[Start Excerpted text]

The main governing equations for these two methods are as follows:
For District Heating
Φst = Hdi * QHnd * | S |
If there is district heating (user decision), then Hdi = 1 ELSE Hdi = 0.
where QHnd is the heating need energy (kWh/m2), S is the gross floor area (m2), and Φst is the district heating (e.g., steam) (kWh).
For District Cooling
Φcw = Cdi * QCnd * | S |
If there is a district cooling source, then Cdi = 1 ELSE Cdi = 0.
where QCnd is the cooling need energy (kWh/m2), and Φcw is the district cooling source (e.g., chilled water) (kWh).
For Electricity Delivered
Φel = (Etotal − ECool − Eheat) * | S |
where Φel is the electrical energy (kWh/m2), Etotal is the total delivered energy (kWh/m2), Ecool is the delivered cooling (kWh/m2), and Eheat is the delivered heating (kWh/m2).
For the Overall Difference During the Entire Year (Weighted)

[End Excerpted text]
[Start Given information]

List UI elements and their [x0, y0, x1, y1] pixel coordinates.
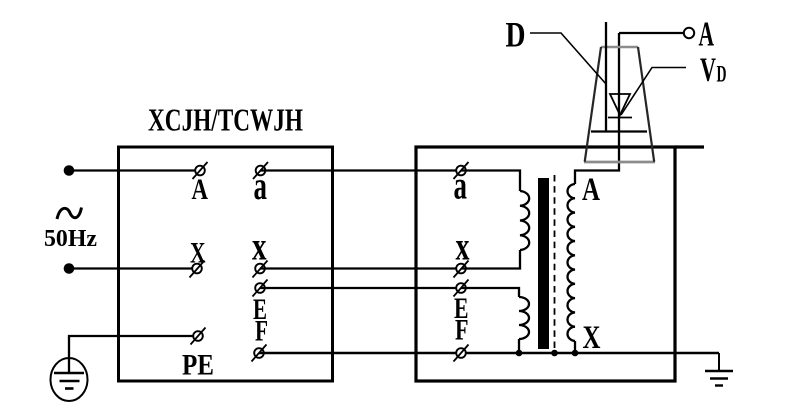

[End Given information]

### Tasks to carry out
1) In the district energy equations, what does S stand for?
2) Copy the district energy equations text from "where QCnd is" to "Entire Year (Weighted)".
You can set the lines aside.

### Task-by-task outputs
1) S is the gross floor area, in m2.

2)
where QCnd is the cooling need energy (kWh/m2), and Φcw is the district cooling source (e.g., chilled water) (kWh).
For Electricity Delivered
Φel = (Etotal − ECool − Eheat) * | S |
where Φel is the electrical energy (kWh/m2), Etotal is the total delivered energy (kWh/m2), Ecool is the delivered cooling (kWh/m2), and Eheat is the delivered heating (kWh/m2).
For the Overall Difference During the Entire Year (Weighted)